● **Requirement**: Lines that include the word "維持現場秩序" are the ones to copy.

──────── Given entries

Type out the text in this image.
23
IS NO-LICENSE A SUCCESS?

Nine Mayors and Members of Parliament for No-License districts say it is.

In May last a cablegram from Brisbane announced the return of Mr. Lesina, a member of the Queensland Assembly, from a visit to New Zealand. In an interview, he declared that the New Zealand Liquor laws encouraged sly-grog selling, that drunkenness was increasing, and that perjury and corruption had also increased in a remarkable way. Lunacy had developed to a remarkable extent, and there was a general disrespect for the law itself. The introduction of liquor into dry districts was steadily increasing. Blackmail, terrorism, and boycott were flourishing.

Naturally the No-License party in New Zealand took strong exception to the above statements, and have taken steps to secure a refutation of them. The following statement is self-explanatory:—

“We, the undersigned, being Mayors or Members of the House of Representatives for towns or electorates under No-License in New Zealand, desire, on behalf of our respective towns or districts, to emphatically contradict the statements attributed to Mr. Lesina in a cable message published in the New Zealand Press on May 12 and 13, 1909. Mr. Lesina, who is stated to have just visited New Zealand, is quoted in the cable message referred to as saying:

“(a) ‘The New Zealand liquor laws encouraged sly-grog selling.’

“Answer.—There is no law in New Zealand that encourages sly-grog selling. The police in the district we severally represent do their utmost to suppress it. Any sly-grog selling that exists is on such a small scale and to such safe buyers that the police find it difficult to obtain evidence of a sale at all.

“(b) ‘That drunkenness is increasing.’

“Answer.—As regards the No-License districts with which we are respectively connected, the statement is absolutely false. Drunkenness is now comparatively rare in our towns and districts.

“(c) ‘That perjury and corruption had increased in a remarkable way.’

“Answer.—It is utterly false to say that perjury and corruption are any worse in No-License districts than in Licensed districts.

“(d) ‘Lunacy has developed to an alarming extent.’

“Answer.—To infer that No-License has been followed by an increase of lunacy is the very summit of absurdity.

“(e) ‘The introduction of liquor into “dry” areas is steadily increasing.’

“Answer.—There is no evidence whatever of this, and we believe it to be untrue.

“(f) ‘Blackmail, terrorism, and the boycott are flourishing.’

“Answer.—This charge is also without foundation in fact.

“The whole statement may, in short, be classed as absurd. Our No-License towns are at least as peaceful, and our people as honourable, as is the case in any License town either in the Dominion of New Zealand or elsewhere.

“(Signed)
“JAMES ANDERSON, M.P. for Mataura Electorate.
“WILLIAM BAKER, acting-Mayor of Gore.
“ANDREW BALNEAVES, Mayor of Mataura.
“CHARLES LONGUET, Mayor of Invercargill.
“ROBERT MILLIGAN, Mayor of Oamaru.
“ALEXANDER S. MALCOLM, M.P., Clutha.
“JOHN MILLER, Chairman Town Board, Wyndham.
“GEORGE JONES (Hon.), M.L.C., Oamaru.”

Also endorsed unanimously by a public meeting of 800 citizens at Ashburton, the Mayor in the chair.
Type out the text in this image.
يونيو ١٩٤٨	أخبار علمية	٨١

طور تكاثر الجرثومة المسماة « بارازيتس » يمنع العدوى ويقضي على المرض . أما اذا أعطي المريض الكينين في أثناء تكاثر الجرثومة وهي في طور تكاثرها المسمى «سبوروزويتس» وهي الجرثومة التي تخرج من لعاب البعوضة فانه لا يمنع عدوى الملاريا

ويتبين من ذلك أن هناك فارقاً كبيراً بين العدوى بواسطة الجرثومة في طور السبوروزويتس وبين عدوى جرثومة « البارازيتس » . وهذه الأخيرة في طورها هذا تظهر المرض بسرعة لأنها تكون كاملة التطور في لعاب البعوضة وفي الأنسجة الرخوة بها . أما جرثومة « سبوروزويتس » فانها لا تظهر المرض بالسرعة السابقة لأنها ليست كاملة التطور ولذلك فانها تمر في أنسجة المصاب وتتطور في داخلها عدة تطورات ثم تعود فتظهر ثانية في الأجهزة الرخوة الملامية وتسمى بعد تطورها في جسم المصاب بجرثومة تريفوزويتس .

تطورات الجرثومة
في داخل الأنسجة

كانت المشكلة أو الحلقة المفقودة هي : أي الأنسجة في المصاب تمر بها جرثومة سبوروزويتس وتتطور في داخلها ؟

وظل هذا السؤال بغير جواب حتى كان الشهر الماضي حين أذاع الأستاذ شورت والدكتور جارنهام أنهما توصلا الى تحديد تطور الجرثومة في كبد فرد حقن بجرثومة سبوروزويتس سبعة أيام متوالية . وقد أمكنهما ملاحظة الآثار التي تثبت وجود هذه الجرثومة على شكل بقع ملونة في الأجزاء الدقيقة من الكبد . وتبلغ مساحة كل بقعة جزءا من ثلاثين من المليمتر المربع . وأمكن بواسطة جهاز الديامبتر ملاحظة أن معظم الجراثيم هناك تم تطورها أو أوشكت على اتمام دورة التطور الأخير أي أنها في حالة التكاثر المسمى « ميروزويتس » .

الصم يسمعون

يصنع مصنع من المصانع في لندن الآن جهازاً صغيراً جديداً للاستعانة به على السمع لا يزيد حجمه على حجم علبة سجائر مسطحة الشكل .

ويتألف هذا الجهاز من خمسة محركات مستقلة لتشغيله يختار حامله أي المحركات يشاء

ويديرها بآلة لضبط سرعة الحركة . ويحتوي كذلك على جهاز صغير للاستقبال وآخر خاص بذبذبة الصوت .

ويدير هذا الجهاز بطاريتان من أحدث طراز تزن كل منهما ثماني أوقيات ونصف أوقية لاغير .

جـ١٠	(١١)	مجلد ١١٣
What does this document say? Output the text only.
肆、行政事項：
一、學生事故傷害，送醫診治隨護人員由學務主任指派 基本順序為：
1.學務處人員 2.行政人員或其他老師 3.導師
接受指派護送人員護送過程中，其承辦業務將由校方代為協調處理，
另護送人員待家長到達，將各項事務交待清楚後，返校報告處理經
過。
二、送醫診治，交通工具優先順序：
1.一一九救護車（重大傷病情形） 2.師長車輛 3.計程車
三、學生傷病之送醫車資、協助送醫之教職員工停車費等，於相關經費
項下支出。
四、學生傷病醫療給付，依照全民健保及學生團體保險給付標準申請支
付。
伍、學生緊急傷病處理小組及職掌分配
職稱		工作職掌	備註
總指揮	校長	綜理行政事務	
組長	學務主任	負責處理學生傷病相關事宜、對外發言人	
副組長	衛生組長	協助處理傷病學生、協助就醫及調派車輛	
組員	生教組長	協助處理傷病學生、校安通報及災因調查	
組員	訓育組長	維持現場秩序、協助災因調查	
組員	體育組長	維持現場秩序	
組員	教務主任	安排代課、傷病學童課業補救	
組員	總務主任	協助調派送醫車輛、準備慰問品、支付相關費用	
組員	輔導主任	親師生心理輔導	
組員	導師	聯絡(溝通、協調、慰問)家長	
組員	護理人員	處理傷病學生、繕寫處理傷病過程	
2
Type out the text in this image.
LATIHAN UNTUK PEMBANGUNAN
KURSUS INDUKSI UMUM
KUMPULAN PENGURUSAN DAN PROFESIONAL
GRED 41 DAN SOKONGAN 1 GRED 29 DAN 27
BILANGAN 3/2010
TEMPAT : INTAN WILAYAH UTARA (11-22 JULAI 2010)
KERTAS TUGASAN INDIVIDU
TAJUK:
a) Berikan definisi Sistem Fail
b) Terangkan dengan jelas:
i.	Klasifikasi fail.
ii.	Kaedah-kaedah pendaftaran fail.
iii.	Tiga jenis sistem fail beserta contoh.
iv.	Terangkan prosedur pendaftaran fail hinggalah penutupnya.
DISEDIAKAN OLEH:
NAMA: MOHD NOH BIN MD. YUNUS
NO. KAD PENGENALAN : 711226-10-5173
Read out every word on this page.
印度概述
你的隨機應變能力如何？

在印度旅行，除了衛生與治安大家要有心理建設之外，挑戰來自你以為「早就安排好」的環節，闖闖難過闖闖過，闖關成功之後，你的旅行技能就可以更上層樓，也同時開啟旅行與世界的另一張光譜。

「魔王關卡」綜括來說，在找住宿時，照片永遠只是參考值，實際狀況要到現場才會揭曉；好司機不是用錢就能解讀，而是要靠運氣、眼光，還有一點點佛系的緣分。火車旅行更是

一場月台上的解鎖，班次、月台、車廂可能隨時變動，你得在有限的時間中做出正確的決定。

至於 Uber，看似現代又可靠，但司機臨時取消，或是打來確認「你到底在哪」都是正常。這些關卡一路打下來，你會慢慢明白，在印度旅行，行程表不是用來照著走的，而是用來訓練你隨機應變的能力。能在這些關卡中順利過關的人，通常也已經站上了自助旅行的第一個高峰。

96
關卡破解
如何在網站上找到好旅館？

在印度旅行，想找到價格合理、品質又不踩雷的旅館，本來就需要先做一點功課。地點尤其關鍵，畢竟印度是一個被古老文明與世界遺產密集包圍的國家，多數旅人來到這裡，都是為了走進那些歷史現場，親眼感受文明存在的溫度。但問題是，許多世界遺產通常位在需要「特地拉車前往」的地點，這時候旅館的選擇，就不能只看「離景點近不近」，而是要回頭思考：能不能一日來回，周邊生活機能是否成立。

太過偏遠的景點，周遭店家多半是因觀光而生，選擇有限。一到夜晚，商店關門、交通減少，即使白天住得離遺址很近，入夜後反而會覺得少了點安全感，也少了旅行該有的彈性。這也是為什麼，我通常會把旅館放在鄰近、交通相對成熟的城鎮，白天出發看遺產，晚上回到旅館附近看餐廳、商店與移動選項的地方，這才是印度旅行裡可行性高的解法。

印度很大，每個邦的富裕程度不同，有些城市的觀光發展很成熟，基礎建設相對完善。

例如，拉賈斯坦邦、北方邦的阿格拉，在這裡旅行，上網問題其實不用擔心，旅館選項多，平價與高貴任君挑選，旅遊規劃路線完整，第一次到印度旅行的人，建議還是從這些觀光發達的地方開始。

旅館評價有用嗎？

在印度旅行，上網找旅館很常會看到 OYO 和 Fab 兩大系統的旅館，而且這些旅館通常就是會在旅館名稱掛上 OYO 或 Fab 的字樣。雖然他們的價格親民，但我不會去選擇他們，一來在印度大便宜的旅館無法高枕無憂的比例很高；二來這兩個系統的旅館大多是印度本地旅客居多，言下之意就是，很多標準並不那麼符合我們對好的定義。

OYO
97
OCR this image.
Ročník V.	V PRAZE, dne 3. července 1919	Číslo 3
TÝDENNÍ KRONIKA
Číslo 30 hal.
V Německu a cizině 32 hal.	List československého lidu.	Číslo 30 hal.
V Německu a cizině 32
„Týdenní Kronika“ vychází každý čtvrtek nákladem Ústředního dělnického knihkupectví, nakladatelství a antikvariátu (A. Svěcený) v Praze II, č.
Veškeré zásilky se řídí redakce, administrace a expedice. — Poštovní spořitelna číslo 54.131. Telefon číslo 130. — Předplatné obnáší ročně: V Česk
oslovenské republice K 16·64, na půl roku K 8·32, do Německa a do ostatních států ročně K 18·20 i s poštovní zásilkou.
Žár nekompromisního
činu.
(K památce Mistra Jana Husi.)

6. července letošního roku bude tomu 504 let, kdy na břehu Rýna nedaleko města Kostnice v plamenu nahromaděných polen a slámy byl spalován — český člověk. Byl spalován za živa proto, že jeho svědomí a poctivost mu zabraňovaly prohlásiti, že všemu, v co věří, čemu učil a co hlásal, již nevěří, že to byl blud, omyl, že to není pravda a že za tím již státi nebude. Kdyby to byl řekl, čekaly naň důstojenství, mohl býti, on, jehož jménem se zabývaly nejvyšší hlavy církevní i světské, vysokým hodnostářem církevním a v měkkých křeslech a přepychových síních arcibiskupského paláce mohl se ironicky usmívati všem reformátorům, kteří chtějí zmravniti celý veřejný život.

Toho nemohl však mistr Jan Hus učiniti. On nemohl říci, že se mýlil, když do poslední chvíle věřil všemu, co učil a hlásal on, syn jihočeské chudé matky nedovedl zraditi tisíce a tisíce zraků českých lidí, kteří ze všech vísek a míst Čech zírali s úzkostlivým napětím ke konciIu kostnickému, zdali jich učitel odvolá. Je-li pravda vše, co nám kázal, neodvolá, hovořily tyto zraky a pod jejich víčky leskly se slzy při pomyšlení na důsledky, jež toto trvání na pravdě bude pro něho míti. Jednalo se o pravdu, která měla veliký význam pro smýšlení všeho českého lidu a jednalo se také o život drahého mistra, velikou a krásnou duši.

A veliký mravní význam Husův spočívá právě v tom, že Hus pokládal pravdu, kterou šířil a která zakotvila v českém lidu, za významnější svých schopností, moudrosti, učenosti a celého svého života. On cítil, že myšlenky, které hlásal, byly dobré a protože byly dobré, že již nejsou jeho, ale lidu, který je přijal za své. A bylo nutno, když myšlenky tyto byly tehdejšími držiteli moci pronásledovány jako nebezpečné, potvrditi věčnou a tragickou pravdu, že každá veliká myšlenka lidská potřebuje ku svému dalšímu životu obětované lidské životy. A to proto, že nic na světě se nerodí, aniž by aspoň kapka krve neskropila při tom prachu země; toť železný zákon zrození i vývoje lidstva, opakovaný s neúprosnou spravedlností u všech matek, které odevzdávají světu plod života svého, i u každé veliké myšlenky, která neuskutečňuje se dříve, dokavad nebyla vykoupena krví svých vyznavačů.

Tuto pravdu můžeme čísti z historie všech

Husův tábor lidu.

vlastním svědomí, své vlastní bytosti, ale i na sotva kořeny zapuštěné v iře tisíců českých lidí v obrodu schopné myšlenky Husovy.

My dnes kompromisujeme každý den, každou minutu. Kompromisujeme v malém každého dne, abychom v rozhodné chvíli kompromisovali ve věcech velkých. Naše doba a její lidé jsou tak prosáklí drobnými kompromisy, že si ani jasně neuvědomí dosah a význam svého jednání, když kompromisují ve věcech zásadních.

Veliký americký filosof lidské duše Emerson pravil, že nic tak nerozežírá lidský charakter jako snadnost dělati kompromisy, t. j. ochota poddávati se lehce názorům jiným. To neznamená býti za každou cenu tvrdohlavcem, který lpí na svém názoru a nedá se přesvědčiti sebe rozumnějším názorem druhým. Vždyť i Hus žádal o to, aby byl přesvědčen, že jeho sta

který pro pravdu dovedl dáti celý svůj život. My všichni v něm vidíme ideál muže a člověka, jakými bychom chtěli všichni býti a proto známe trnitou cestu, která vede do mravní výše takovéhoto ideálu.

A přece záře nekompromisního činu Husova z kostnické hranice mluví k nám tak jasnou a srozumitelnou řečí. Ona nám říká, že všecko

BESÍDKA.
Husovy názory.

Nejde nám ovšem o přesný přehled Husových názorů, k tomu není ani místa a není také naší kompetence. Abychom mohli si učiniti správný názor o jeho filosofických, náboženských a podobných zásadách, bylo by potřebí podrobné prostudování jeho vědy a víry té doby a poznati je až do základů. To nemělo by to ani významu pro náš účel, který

────────────────

● **Answer to the exercise**:
組員	訓育組長	維持現場秩序、協助災因調查	
組員	體育組長	維持現場秩序	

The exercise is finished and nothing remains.